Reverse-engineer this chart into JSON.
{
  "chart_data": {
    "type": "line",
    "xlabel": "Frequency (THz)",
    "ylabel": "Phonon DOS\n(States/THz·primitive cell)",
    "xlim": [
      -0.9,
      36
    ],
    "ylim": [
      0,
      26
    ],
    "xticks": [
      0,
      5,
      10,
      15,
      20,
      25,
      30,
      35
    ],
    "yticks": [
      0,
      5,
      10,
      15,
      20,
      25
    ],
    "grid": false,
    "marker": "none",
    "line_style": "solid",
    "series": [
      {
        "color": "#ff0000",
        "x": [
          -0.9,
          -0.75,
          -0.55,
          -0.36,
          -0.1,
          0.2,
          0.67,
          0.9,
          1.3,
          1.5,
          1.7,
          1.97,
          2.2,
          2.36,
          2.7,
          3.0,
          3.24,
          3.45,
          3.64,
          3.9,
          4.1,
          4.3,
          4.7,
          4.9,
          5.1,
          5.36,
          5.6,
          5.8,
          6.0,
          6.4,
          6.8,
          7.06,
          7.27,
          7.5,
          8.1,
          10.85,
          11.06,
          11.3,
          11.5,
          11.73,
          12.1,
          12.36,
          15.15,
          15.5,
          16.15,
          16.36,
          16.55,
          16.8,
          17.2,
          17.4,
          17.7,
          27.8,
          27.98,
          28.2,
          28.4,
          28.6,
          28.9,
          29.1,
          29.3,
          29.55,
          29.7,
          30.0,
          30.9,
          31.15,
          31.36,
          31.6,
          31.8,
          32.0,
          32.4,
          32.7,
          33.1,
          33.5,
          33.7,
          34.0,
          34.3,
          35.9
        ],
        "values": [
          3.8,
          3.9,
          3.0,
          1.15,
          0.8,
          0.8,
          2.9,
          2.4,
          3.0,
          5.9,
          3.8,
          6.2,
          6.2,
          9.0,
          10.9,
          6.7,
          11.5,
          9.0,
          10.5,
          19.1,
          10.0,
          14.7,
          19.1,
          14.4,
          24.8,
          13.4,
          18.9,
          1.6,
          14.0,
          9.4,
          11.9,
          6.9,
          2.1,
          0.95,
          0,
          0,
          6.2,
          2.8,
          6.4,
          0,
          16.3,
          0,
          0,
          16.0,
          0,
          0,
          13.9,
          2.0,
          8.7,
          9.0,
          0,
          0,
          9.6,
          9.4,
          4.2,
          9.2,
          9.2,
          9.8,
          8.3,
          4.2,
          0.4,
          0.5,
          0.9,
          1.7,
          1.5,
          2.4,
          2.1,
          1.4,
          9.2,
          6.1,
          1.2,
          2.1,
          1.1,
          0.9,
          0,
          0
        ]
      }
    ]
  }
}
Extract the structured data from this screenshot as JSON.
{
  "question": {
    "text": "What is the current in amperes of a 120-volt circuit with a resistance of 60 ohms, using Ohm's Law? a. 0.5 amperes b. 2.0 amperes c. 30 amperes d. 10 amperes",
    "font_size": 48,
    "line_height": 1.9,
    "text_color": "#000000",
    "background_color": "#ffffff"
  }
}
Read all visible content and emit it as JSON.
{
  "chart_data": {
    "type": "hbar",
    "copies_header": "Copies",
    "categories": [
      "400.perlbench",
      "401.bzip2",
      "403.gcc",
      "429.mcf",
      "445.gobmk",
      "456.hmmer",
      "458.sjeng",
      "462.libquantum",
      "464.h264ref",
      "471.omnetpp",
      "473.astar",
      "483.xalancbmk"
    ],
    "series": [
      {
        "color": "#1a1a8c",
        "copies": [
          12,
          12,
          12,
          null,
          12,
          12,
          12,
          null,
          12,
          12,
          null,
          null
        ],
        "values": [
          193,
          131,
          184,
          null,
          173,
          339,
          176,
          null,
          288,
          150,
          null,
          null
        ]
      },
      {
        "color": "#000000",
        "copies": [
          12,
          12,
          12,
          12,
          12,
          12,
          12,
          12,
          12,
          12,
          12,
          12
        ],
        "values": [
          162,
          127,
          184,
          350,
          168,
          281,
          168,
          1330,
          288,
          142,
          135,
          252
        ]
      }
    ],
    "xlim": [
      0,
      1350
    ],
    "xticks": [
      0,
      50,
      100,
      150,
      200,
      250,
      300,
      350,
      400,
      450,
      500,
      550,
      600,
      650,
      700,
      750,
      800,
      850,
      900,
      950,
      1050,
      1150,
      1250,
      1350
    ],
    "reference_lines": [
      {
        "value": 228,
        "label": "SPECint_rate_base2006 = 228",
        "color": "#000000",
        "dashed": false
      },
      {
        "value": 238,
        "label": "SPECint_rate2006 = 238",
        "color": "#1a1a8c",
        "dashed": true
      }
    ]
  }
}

◆ ◆ ◆ ◆ ◆ ◆ ◆

■ Stated task
Each record should come back exactly as written.

■ Result of this task
Reverse-engineer this chart into JSON.
{
  "chart_data": {
    "type": "line",
    "xlabel": "Frequency (THz)",
    "ylabel": "Phonon DOS\n(States/THz·primitive cell)",
    "xlim": [
      -0.9,
      36
    ],
    "ylim": [
      0,
      26
    ],
    "xticks": [
      0,
      5,
      10,
      15,
      20,
      25,
      30,
      35
    ],
    "yticks": [
      0,
      5,
      10,
      15,
      20,
      25
    ],
    "grid": false,
    "marker": "none",
    "line_style": "solid",
    "series": [
      {
        "color": "#ff0000",
        "x": [
          -0.9,
          -0.75,
          -0.55,
          -0.36,
          -0.1,
          0.2,
          0.67,
          0.9,
          1.3,
          1.5,
          1.7,
          1.97,
          2.2,
          2.36,
          2.7,
          3.0,
          3.24,
          3.45,
          3.64,
          3.9,
          4.1,
          4.3,
          4.7,
          4.9,
          5.1,
          5.36,
          5.6,
          5.8,
          6.0,
          6.4,
          6.8,
          7.06,
          7.27,
          7.5,
          8.1,
          10.85,
          11.06,
          11.3,
          11.5,
          11.73,
          12.1,
          12.36,
          15.15,
          15.5,
          16.15,
          16.36,
          16.55,
          16.8,
          17.2,
          17.4,
          17.7,
          27.8,
          27.98,
          28.2,
          28.4,
          28.6,
          28.9,
          29.1,
          29.3,
          29.55,
          29.7,
          30.0,
          30.9,
          31.15,
          31.36,
          31.6,
          31.8,
          32.0,
          32.4,
          32.7,
          33.1,
          33.5,
          33.7,
          34.0,
          34.3,
          35.9
        ],
        "values": [
          3.8,
          3.9,
          3.0,
          1.15,
          0.8,
          0.8,
          2.9,
          2.4,
          3.0,
          5.9,
          3.8,
          6.2,
          6.2,
          9.0,
          10.9,
          6.7,
          11.5,
          9.0,
          10.5,
          19.1,
          10.0,
          14.7,
          19.1,
          14.4,
          24.8,
          13.4,
          18.9,
          1.6,
          14.0,
          9.4,
          11.9,
          6.9,
          2.1,
          0.95,
          0,
          0,
          6.2,
          2.8,
          6.4,
          0,
          16.3,
          0,
          0,
          16.0,
          0,
          0,
          13.9,
          2.0,
          8.7,
          9.0,
          0,
          0,
          9.6,
          9.4,
          4.2,
          9.2,
          9.2,
          9.8,
          8.3,
          4.2,
          0.4,
          0.5,
          0.9,
          1.7,
          1.5,
          2.4,
          2.1,
          1.4,
          9.2,
          6.1,
          1.2,
          2.1,
          1.1,
          0.9,
          0,
          0
        ]
      }
    ]
  }
}
Extract the structured data from this screenshot as JSON.
{
  "question": {
    "text": "What is the current in amperes of a 120-volt circuit with a resistance of 60 ohms, using Ohm's Law? a. 0.5 amperes b. 2.0 amperes c. 30 amperes d. 10 amperes",
    "font_size": 48,
    "line_height": 1.9,
    "text_color": "#000000",
    "background_color": "#ffffff"
  }
}
Read all visible content and emit it as JSON.
{
  "chart_data": {
    "type": "hbar",
    "copies_header": "Copies",
    "categories": [
      "400.perlbench",
      "401.bzip2",
      "403.gcc",
      "429.mcf",
      "445.gobmk",
      "456.hmmer",
      "458.sjeng",
      "462.libquantum",
      "464.h264ref",
      "471.omnetpp",
      "473.astar",
      "483.xalancbmk"
    ],
    "series": [
      {
        "color": "#1a1a8c",
        "copies": [
          12,
          12,
          12,
          null,
          12,
          12,
          12,
          null,
          12,
          12,
          null,
          null
        ],
        "values": [
          193,
          131,
          184,
          null,
          173,
          339,
          176,
          null,
          288,
          150,
          null,
          null
        ]
      },
      {
        "color": "#000000",
        "copies": [
          12,
          12,
          12,
          12,
          12,
          12,
          12,
          12,
          12,
          12,
          12,
          12
        ],
        "values": [
          162,
          127,
          184,
          350,
          168,
          281,
          168,
          1330,
          288,
          142,
          135,
          252
        ]
      }
    ],
    "xlim": [
      0,
      1350
    ],
    "xticks": [
      0,
      50,
      100,
      150,
      200,
      250,
      300,
      350,
      400,
      450,
      500,
      550,
      600,
      650,
      700,
      750,
      800,
      850,
      900,
      950,
      1050,
      1150,
      1250,
      1350
    ],
    "reference_lines": [
      {
        "value": 228,
        "label": "SPECint_rate_base2006 = 228",
        "color": "#000000",
        "dashed": false
      },
      {
        "value": 238,
        "label": "SPECint_rate2006 = 238",
        "color": "#1a1a8c",
        "dashed": true
      }
    ]
  }
}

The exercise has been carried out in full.